# Required work:
Could you copy out every line of the records below word for word, leaving the pictures out?

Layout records
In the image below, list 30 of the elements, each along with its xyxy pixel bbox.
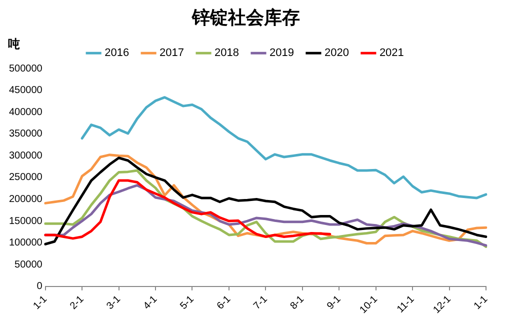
x-tick-label: 3-1 xyxy=(104,294,124,312)
x-tick-label: 11-1 xyxy=(395,294,417,316)
y-tick-label: 400000 xyxy=(8,106,43,118)
chart-title: 锌锭社会库存 xyxy=(191,7,300,28)
x-tick-label: 6-1 xyxy=(215,294,234,312)
legend-label: 2020 xyxy=(324,47,349,60)
x-tick-label: 8-1 xyxy=(288,294,307,312)
x-tick-label: 7-1 xyxy=(252,294,270,312)
x-tick-label: 4-1 xyxy=(142,294,160,312)
x-tick-label: 9-1 xyxy=(325,294,344,312)
x-tick-label: 1-1 xyxy=(472,294,490,312)
y-tick-label: 350000 xyxy=(8,128,43,140)
legend-label: 2019 xyxy=(270,47,294,60)
legend-label: 2017 xyxy=(160,47,184,60)
x-tick-label: 2-1 xyxy=(68,294,86,312)
y-tick-label: 450000 xyxy=(8,85,43,96)
y-tick-label: 250000 xyxy=(8,172,43,184)
y-tick-label: 50000 xyxy=(14,259,43,270)
y-tick-label: 300000 xyxy=(8,150,43,162)
legend-label: 2018 xyxy=(214,47,240,60)
y-tick-label: 200000 xyxy=(8,194,43,206)
x-tick-label: 1-1 xyxy=(31,294,50,312)
y-tick-label: 500000 xyxy=(8,63,43,74)
y-tick-label: 0 xyxy=(36,281,43,292)
y-axis-title: 吨 xyxy=(8,36,20,53)
x-tick-label: 5-1 xyxy=(178,294,197,312)
y-tick-label: 100000 xyxy=(8,238,43,249)
legend-label: 2021 xyxy=(379,47,404,60)
y-tick-label: 150000 xyxy=(8,216,43,227)
legend-label: 2016 xyxy=(104,47,130,60)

# Solution to this problem:
In the image below, list 30 of the elements, each along with its xyxy pixel bbox.
x-tick-label: 3-1 xyxy=(104,294,124,312)
x-tick-label: 11-1 xyxy=(395,294,417,316)
y-tick-label: 400000 xyxy=(8,106,43,118)
chart-title: 锌锭社会库存 xyxy=(191,7,300,28)
x-tick-label: 6-1 xyxy=(215,294,234,312)
legend-label: 2020 xyxy=(324,47,349,60)
x-tick-label: 8-1 xyxy=(288,294,307,312)
x-tick-label: 7-1 xyxy=(252,294,270,312)
x-tick-label: 4-1 xyxy=(142,294,160,312)
x-tick-label: 9-1 xyxy=(325,294,344,312)
x-tick-label: 1-1 xyxy=(472,294,490,312)
y-tick-label: 350000 xyxy=(8,128,43,140)
legend-label: 2019 xyxy=(270,47,294,60)
legend-label: 2017 xyxy=(160,47,184,60)
x-tick-label: 2-1 xyxy=(68,294,86,312)
y-tick-label: 450000 xyxy=(8,85,43,96)
y-tick-label: 250000 xyxy=(8,172,43,184)
y-tick-label: 50000 xyxy=(14,259,43,270)
y-tick-label: 300000 xyxy=(8,150,43,162)
legend-label: 2018 xyxy=(214,47,240,60)
y-tick-label: 200000 xyxy=(8,194,43,206)
x-tick-label: 1-1 xyxy=(31,294,50,312)
y-tick-label: 500000 xyxy=(8,63,43,74)
y-tick-label: 0 xyxy=(36,281,43,292)
y-axis-title: 吨 xyxy=(8,36,20,53)
x-tick-label: 5-1 xyxy=(178,294,197,312)
y-tick-label: 100000 xyxy=(8,238,43,249)
legend-label: 2021 xyxy=(379,47,404,60)
y-tick-label: 150000 xyxy=(8,216,43,227)
legend-label: 2016 xyxy=(104,47,130,60)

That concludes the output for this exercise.